§ Goal: Give only the number of lines that contain the word "dari".
** Start **
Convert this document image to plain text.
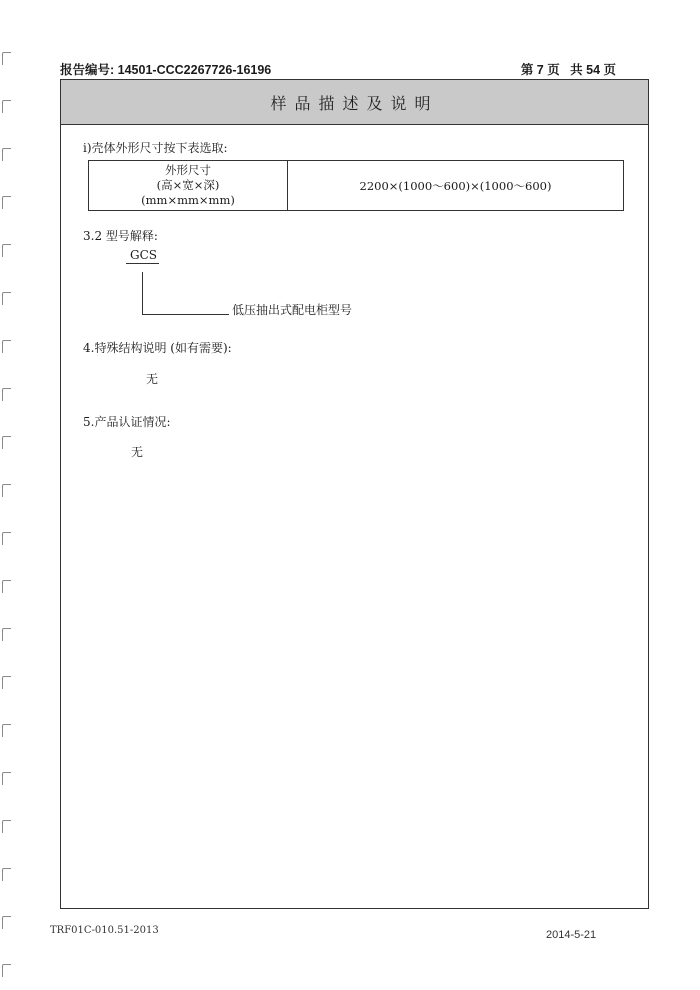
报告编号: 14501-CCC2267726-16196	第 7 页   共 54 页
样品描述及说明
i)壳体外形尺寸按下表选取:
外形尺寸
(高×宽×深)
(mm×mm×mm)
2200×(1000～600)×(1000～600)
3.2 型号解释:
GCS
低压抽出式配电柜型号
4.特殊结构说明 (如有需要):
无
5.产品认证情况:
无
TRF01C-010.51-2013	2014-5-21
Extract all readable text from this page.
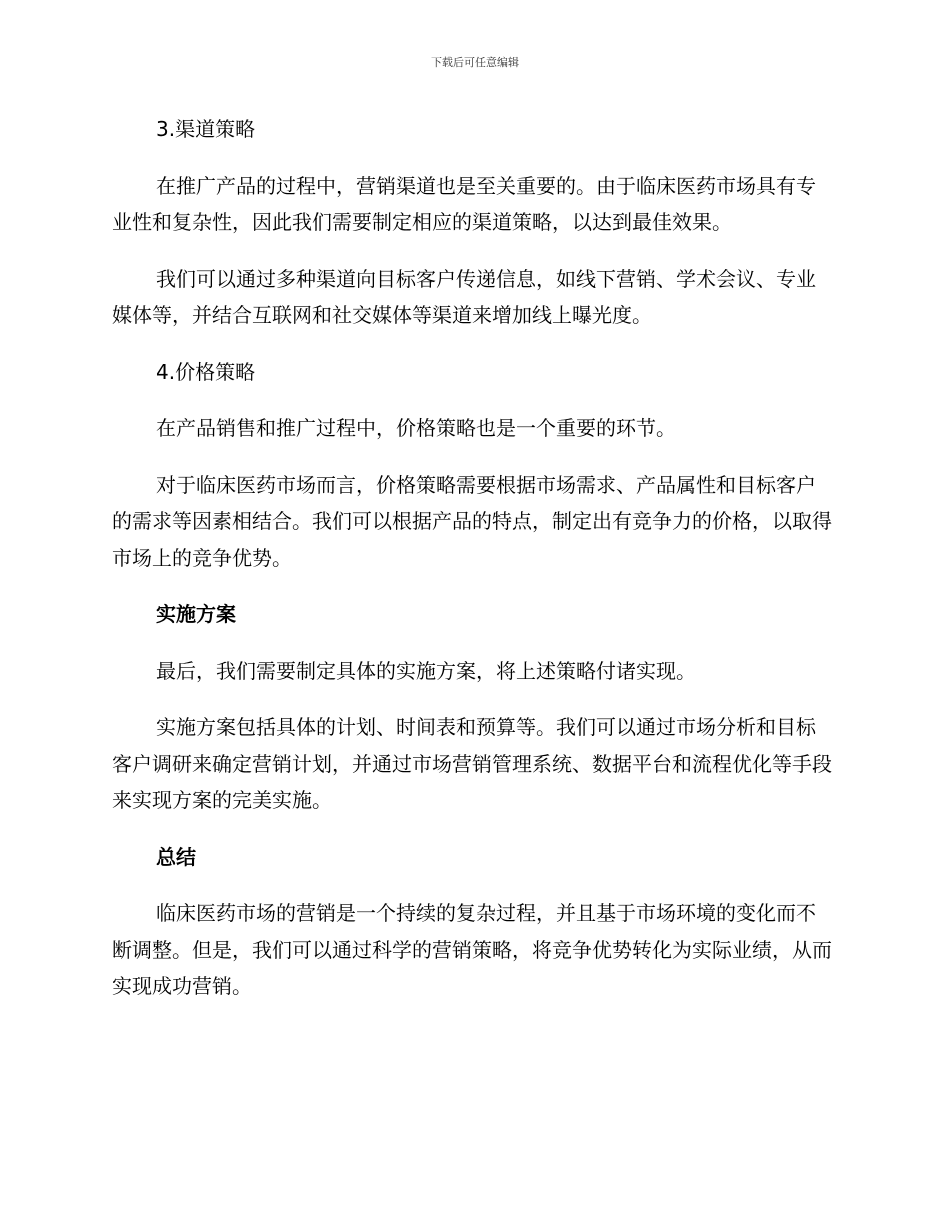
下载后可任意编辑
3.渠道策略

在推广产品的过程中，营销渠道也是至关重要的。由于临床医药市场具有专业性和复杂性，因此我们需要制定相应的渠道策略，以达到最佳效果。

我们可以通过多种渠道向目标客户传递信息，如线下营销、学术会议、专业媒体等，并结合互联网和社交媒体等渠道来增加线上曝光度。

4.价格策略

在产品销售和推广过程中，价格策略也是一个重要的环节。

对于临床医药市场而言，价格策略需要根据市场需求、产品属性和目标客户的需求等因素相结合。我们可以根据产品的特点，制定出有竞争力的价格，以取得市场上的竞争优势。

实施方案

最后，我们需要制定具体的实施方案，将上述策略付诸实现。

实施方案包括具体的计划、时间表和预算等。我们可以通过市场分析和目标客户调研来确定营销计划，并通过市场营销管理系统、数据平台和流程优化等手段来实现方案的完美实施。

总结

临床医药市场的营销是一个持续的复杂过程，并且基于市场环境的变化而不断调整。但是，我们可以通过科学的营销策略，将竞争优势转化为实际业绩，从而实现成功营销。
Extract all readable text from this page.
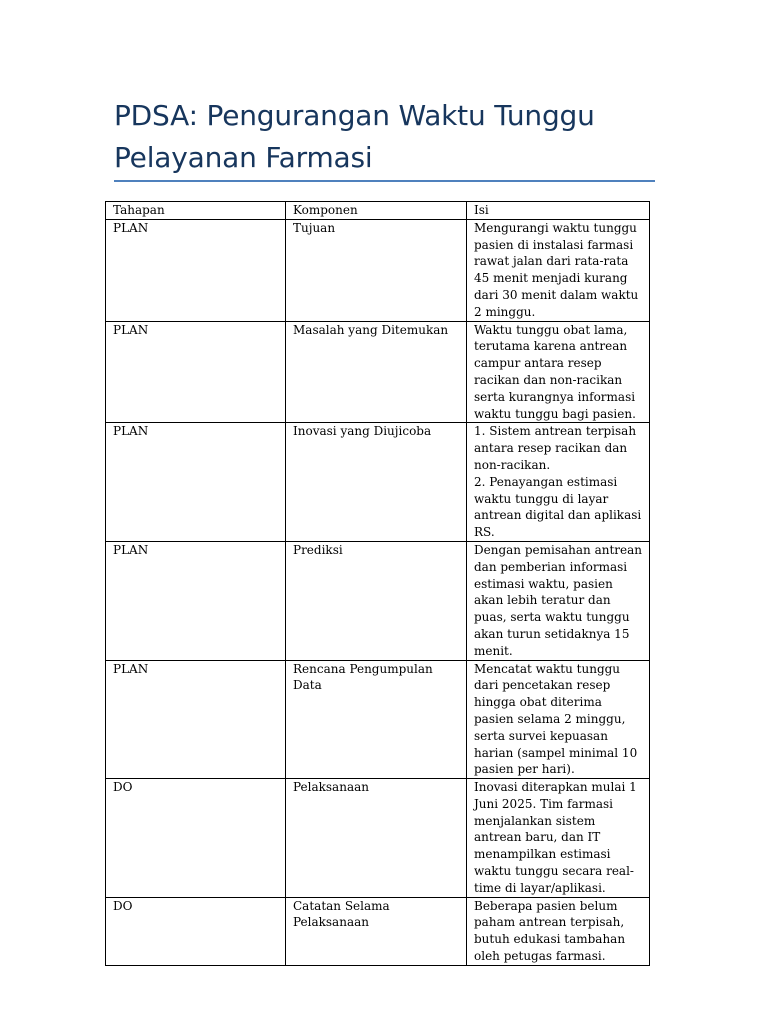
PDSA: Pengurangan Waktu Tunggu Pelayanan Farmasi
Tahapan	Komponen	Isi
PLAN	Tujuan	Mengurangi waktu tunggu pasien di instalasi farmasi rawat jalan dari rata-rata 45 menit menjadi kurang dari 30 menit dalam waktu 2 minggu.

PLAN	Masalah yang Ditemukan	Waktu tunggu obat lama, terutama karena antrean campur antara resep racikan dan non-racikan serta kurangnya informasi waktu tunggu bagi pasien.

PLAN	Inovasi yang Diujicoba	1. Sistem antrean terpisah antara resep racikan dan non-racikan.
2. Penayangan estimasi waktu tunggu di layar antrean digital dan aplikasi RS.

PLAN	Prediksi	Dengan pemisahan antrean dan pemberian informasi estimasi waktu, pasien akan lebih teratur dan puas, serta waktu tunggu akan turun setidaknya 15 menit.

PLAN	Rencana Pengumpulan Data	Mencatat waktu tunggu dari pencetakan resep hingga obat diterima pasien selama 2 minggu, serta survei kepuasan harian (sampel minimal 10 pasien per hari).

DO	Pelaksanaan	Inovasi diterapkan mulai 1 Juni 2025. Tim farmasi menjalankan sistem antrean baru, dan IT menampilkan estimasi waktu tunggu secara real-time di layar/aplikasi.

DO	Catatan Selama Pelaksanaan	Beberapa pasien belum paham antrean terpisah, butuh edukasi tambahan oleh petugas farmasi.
** End **
** Start **
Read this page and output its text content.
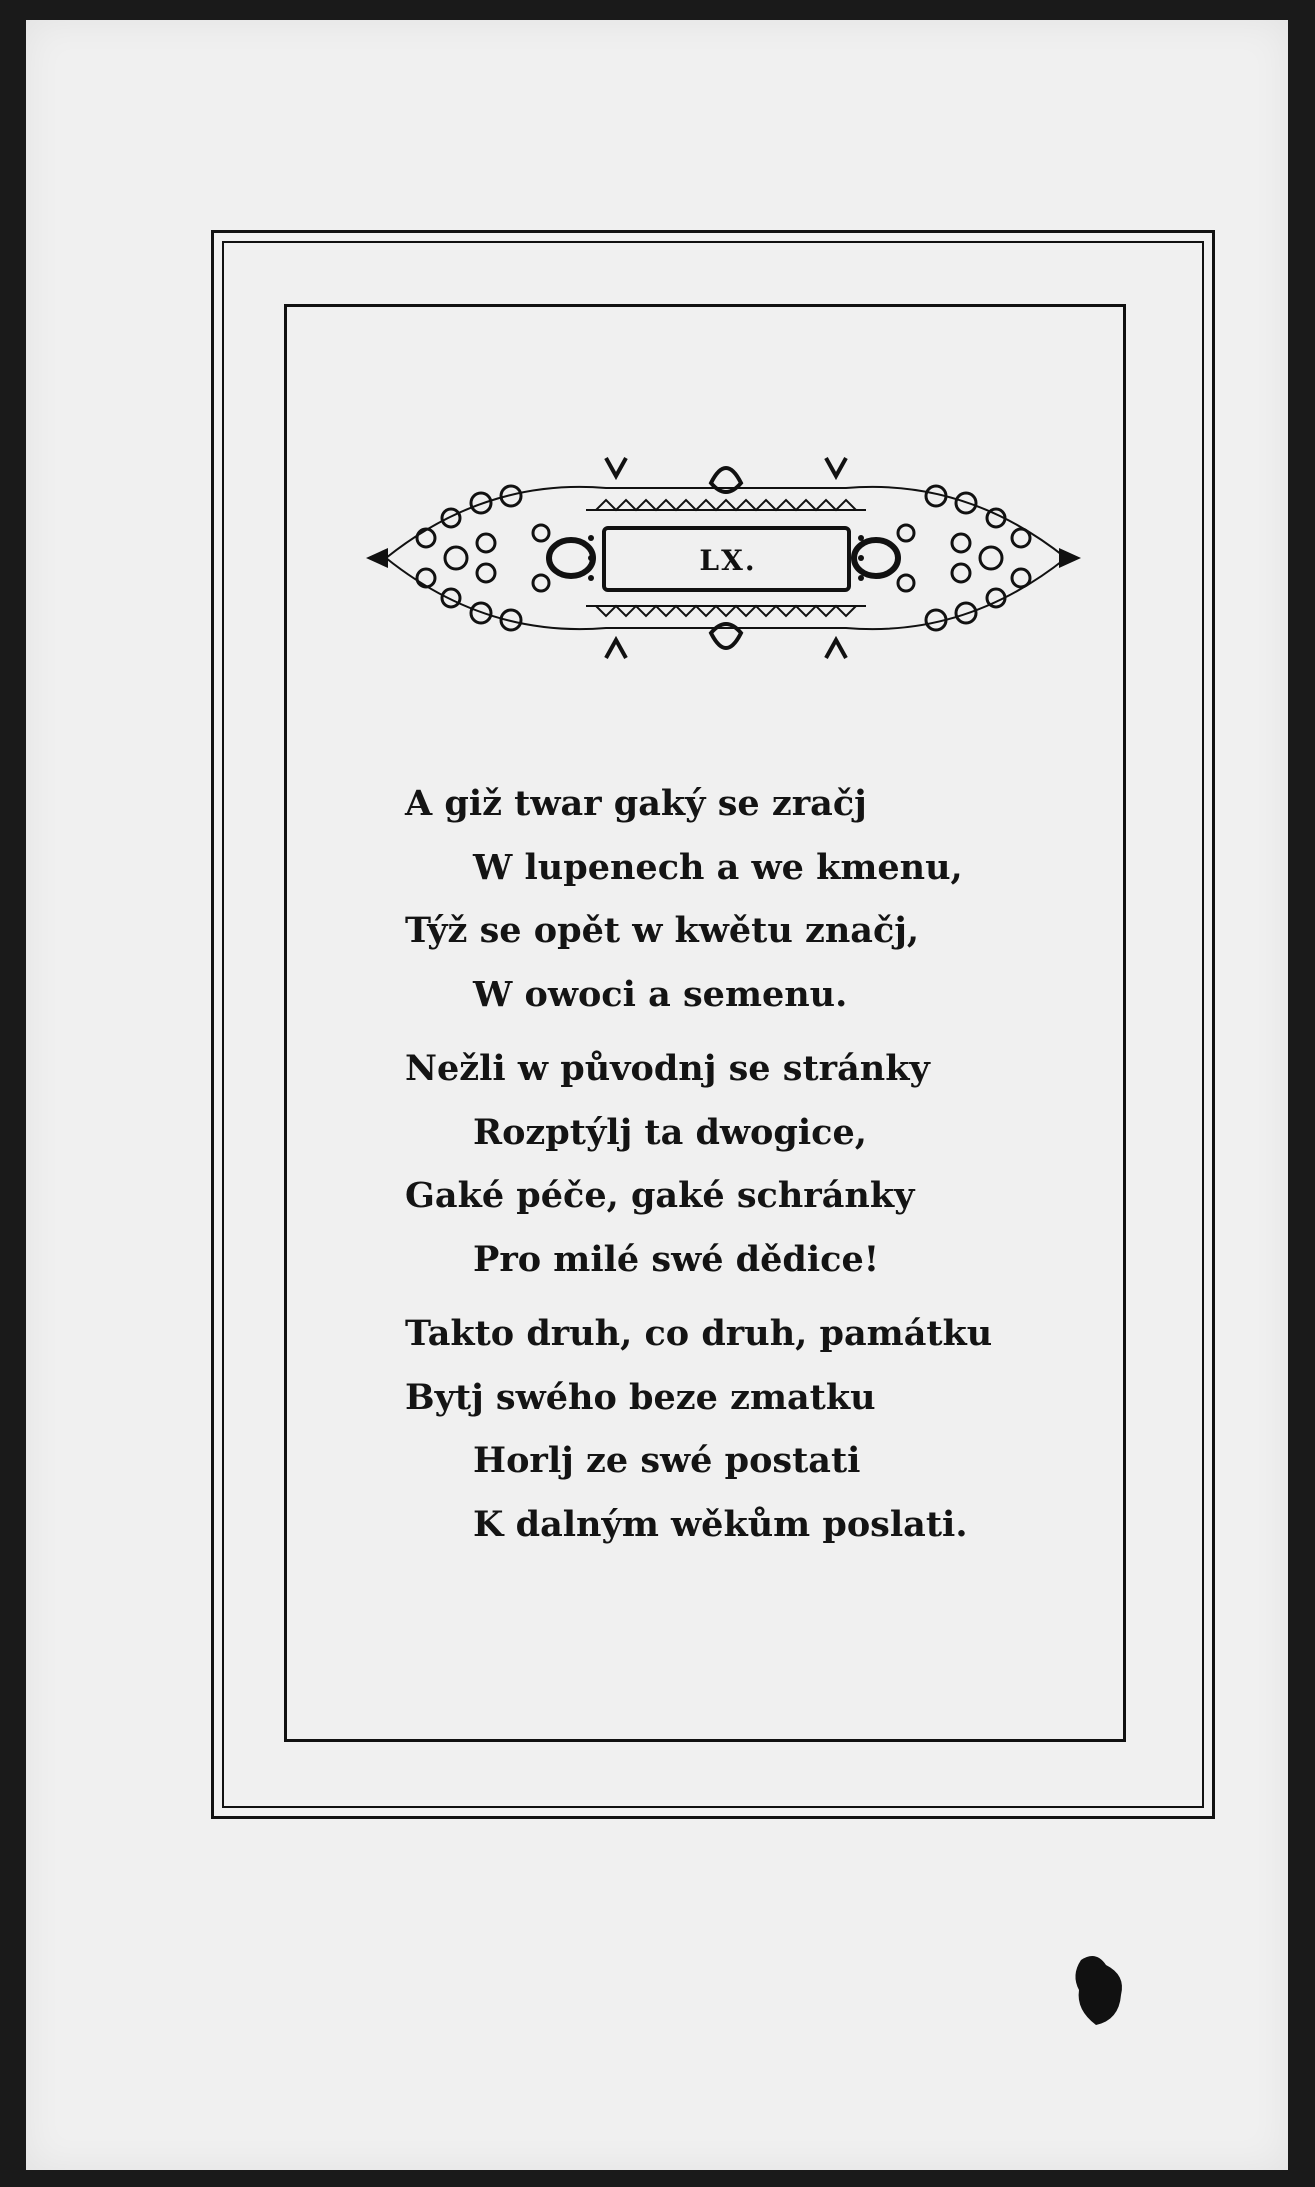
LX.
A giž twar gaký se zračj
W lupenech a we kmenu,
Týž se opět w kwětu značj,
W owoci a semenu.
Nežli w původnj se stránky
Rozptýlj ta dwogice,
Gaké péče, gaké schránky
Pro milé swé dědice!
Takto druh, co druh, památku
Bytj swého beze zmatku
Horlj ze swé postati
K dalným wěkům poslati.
** End **
§ Result of the task: 2